■ **Stated goal**:
Drop the pictures, then extract the listing word for word.

= = = = =

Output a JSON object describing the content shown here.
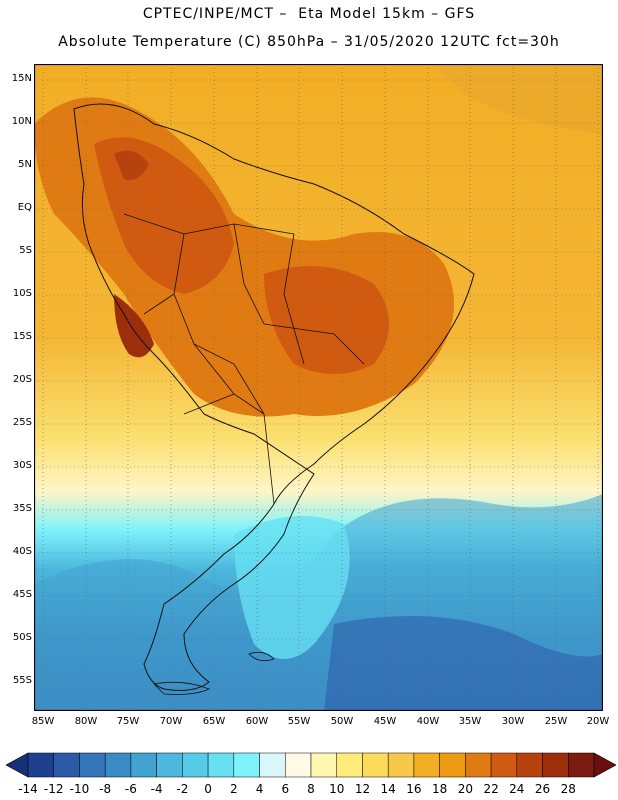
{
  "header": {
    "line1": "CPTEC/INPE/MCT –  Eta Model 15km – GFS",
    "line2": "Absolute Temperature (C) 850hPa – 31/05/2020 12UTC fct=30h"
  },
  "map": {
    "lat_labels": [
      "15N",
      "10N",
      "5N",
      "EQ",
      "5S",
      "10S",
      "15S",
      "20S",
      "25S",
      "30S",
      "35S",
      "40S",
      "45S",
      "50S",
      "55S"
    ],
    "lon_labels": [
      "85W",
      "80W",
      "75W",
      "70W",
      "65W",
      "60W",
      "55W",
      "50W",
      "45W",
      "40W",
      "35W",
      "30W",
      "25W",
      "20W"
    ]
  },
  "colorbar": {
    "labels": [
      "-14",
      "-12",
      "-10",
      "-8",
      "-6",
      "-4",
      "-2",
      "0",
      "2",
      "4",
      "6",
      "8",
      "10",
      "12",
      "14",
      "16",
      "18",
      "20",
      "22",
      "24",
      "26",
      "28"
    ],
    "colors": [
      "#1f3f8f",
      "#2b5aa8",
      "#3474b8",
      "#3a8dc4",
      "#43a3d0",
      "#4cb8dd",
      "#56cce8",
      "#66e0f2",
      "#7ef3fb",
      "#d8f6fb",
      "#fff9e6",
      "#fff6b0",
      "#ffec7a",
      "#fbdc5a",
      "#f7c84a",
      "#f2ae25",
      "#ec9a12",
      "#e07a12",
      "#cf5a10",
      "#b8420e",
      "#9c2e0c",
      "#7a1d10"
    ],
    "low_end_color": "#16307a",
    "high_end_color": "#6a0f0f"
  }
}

= = = = =

■ **Completed exercise**:
Output a JSON object describing the content shown here.
{
  "header": {
    "line1": "CPTEC/INPE/MCT –  Eta Model 15km – GFS",
    "line2": "Absolute Temperature (C) 850hPa – 31/05/2020 12UTC fct=30h"
  },
  "map": {
    "lat_labels": [
      "15N",
      "10N",
      "5N",
      "EQ",
      "5S",
      "10S",
      "15S",
      "20S",
      "25S",
      "30S",
      "35S",
      "40S",
      "45S",
      "50S",
      "55S"
    ],
    "lon_labels": [
      "85W",
      "80W",
      "75W",
      "70W",
      "65W",
      "60W",
      "55W",
      "50W",
      "45W",
      "40W",
      "35W",
      "30W",
      "25W",
      "20W"
    ]
  },
  "colorbar": {
    "labels": [
      "-14",
      "-12",
      "-10",
      "-8",
      "-6",
      "-4",
      "-2",
      "0",
      "2",
      "4",
      "6",
      "8",
      "10",
      "12",
      "14",
      "16",
      "18",
      "20",
      "22",
      "24",
      "26",
      "28"
    ],
    "colors": [
      "#1f3f8f",
      "#2b5aa8",
      "#3474b8",
      "#3a8dc4",
      "#43a3d0",
      "#4cb8dd",
      "#56cce8",
      "#66e0f2",
      "#7ef3fb",
      "#d8f6fb",
      "#fff9e6",
      "#fff6b0",
      "#ffec7a",
      "#fbdc5a",
      "#f7c84a",
      "#f2ae25",
      "#ec9a12",
      "#e07a12",
      "#cf5a10",
      "#b8420e",
      "#9c2e0c",
      "#7a1d10"
    ],
    "low_end_color": "#16307a",
    "high_end_color": "#6a0f0f"
  }
}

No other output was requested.